Problem statement => Keep every line where the word "Relief" appears; drop the rest.

Supplied information =>
■ ■ ■

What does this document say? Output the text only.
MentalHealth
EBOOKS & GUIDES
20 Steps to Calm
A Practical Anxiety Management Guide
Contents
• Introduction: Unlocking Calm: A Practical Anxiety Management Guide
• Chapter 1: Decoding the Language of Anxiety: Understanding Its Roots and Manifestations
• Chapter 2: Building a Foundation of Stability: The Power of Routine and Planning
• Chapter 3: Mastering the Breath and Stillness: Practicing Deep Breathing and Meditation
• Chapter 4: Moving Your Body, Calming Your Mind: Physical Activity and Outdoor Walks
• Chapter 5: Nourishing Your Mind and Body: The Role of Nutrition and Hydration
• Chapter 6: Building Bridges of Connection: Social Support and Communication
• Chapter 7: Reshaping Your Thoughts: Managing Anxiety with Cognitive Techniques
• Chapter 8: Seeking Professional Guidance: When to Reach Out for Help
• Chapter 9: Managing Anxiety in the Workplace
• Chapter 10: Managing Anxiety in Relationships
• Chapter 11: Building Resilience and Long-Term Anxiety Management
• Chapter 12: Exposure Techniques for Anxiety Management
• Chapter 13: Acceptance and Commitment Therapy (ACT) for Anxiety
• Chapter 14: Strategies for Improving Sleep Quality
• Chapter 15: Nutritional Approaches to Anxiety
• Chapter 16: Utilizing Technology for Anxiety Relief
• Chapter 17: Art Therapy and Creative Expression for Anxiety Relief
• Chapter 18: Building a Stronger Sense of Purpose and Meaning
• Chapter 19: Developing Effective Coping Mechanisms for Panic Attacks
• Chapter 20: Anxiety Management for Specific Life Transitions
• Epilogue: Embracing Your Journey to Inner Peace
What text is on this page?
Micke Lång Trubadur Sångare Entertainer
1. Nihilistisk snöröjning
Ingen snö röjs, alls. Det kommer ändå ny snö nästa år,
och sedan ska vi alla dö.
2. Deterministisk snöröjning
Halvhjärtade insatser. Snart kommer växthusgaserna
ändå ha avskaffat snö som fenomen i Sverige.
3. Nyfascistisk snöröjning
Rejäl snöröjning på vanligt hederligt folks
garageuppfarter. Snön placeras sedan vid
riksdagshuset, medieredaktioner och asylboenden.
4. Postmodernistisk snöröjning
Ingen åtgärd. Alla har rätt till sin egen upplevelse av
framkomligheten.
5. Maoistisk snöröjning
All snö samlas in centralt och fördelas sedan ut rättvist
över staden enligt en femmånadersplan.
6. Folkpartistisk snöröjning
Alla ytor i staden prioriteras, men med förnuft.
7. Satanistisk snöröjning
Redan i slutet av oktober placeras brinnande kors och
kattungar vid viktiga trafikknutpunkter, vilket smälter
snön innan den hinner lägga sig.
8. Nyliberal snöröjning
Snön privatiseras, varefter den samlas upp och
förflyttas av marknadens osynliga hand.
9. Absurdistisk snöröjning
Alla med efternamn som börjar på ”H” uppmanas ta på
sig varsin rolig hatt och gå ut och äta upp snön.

■ ■ ■

Result for this exercise =>
• Chapter 16: Utilizing Technology for Anxiety Relief
• Chapter 17: Art Therapy and Creative Expression for Anxiety Relief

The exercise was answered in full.